-------- Records for the task
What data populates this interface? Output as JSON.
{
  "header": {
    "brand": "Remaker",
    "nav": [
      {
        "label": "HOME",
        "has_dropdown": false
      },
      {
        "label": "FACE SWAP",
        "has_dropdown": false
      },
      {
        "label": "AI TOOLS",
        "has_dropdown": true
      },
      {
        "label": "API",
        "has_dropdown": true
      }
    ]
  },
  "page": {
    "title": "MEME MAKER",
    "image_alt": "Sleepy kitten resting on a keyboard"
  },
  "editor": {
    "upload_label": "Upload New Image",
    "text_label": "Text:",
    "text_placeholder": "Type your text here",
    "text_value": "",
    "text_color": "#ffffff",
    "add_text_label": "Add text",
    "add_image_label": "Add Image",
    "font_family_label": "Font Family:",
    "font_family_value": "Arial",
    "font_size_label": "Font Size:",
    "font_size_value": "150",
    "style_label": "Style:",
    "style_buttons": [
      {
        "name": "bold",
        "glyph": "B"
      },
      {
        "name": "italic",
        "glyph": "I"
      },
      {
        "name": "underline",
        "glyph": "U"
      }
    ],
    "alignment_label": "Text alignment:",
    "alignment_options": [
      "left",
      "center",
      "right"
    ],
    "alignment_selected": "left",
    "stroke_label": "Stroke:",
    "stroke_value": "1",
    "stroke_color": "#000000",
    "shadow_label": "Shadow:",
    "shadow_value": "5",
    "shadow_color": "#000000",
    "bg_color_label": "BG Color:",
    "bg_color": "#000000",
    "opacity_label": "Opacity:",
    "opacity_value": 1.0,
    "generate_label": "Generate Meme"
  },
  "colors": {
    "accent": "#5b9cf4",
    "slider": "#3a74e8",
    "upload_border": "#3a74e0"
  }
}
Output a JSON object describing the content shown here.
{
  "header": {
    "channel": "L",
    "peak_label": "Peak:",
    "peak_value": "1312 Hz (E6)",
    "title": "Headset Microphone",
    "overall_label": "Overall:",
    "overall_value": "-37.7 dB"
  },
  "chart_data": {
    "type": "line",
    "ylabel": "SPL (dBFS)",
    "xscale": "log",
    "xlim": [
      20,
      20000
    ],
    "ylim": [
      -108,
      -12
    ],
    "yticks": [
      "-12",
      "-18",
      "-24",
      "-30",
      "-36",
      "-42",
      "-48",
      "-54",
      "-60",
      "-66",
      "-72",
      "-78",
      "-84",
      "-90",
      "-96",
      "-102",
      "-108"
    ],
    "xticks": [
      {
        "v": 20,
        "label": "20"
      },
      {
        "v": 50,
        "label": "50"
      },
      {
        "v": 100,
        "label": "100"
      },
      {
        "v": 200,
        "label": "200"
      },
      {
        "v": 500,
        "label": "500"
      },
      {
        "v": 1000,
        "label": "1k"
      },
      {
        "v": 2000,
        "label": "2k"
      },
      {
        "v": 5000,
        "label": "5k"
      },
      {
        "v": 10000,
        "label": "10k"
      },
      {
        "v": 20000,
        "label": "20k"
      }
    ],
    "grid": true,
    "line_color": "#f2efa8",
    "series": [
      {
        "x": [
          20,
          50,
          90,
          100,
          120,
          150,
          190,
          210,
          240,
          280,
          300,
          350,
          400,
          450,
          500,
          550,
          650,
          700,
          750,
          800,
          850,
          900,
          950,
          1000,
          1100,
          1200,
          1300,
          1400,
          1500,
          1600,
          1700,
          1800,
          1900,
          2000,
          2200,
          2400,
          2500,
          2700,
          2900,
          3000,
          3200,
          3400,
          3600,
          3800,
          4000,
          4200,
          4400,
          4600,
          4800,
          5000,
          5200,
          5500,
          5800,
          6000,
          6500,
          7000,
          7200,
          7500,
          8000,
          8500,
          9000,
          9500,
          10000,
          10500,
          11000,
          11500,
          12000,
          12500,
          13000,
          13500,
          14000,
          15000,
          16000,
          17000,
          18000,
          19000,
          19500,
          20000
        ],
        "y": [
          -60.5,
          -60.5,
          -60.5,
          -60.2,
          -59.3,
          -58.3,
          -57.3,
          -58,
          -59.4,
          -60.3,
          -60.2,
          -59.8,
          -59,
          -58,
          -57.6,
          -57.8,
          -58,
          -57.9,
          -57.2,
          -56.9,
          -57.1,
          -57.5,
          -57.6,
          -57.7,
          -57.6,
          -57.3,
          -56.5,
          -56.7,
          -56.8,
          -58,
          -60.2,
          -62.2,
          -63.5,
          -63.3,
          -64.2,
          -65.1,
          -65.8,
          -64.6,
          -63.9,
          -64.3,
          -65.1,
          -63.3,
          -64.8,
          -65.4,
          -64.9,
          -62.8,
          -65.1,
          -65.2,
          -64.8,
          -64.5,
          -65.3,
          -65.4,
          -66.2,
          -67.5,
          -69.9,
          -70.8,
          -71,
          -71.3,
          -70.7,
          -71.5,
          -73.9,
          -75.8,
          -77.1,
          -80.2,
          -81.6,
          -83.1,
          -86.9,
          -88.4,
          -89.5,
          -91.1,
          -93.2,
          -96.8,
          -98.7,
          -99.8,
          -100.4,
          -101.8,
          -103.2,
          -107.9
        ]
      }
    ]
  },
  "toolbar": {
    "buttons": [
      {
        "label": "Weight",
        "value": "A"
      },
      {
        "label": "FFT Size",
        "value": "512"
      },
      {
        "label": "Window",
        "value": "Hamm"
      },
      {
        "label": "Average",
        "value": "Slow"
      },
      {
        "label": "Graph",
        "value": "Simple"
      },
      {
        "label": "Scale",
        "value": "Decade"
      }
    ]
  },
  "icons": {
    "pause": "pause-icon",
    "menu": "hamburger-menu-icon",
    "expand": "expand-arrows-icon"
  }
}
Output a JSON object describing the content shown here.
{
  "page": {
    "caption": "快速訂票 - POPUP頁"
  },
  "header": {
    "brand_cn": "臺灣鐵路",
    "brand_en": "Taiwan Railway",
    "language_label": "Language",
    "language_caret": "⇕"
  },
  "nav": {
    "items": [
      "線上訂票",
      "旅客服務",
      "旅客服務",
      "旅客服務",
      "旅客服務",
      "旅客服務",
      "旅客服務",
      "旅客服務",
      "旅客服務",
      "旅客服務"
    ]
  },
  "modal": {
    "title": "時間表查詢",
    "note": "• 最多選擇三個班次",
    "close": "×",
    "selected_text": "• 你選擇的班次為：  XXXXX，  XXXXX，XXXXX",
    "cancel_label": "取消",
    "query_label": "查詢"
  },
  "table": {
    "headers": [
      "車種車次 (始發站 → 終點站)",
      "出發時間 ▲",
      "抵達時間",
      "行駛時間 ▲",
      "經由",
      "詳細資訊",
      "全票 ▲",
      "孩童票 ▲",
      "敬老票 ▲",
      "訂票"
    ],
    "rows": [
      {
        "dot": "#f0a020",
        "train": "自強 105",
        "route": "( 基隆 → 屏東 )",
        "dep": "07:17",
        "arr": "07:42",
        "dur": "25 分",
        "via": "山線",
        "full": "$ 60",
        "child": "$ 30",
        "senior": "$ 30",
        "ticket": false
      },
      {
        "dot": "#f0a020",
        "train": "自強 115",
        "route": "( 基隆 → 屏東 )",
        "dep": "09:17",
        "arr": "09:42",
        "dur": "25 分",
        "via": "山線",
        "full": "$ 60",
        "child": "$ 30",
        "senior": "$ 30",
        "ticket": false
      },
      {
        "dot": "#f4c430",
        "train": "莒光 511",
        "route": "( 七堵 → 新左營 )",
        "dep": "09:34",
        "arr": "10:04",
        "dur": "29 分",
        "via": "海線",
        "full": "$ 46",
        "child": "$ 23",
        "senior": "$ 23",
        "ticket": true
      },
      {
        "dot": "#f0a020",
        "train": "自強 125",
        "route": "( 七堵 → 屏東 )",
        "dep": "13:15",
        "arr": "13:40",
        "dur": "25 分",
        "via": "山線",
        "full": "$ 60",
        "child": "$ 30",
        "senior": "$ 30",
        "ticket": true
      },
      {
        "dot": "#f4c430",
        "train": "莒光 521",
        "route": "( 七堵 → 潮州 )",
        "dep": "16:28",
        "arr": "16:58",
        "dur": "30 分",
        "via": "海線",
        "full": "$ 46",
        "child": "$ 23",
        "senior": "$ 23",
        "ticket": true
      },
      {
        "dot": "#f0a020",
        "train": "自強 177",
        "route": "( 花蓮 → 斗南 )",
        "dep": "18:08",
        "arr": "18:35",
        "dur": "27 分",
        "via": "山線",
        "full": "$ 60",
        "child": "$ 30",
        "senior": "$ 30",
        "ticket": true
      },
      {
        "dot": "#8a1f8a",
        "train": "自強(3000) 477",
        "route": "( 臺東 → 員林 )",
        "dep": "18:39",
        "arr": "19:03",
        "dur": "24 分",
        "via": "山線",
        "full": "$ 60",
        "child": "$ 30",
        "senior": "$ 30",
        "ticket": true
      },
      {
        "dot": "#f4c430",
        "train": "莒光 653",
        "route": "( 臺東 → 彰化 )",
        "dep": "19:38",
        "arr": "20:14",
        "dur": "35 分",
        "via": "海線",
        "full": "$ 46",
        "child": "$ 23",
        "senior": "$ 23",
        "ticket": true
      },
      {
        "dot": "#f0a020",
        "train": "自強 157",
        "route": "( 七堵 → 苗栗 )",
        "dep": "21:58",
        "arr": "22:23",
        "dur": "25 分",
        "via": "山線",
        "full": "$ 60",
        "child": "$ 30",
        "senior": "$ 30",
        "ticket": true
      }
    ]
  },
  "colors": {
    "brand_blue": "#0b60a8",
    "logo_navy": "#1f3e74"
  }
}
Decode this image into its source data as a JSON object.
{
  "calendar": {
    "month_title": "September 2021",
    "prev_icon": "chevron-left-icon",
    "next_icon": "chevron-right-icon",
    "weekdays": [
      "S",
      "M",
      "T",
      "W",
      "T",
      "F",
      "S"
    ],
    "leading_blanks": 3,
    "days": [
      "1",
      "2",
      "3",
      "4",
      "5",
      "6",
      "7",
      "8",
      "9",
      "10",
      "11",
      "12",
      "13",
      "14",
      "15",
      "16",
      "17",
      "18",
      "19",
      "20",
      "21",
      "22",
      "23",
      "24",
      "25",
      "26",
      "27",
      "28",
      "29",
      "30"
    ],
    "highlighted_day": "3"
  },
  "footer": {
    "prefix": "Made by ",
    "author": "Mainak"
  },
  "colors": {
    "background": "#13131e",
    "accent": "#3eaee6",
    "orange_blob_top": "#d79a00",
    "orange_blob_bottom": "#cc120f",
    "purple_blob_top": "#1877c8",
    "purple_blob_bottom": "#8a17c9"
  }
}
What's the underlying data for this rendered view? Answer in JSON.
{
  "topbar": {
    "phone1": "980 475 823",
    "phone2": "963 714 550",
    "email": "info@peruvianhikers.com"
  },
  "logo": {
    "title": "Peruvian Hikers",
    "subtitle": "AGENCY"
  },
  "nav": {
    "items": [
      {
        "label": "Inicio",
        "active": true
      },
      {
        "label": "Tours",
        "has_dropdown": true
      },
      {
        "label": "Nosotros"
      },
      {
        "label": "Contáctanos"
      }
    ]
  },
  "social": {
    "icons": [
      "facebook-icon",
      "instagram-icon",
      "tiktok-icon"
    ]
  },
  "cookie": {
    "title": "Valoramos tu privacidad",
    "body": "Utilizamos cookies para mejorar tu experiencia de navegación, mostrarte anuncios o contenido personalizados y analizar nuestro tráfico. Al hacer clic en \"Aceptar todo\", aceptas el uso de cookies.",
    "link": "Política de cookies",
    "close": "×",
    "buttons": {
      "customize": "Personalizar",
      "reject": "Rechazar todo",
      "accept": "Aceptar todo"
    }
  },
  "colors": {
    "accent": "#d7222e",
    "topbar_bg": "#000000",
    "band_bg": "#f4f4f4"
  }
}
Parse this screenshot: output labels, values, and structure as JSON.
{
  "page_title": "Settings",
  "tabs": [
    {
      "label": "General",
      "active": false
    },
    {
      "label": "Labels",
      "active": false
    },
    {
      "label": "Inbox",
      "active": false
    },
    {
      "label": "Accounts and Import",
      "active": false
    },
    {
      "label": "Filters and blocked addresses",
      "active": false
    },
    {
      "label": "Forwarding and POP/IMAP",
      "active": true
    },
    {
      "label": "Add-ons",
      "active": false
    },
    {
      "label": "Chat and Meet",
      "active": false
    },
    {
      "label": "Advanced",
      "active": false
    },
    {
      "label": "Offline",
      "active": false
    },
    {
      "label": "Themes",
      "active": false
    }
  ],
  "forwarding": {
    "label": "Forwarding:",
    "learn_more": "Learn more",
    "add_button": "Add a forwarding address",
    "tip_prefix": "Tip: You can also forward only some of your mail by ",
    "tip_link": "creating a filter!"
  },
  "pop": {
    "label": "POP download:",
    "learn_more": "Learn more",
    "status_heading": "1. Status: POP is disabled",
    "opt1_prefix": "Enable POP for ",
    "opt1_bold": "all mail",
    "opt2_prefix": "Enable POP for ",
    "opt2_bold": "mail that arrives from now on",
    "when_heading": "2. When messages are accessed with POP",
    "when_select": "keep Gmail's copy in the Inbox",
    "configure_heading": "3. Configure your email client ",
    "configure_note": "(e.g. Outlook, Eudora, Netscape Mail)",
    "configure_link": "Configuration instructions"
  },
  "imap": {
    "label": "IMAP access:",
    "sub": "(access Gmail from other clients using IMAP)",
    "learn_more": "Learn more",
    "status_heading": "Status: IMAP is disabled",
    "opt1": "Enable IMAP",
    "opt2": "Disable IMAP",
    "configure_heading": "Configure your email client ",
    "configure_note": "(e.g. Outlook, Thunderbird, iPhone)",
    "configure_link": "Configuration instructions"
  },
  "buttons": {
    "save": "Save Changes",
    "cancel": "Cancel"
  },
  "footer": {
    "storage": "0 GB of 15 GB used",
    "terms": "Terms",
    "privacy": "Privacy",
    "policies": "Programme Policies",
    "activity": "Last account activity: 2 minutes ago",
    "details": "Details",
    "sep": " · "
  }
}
----------------
| Work to do |
Point out every line holding the string "What" and copy it.

| Final result |
What data populates this interface? Output as JSON.
What's the underlying data for this rendered view? Answer in JSON.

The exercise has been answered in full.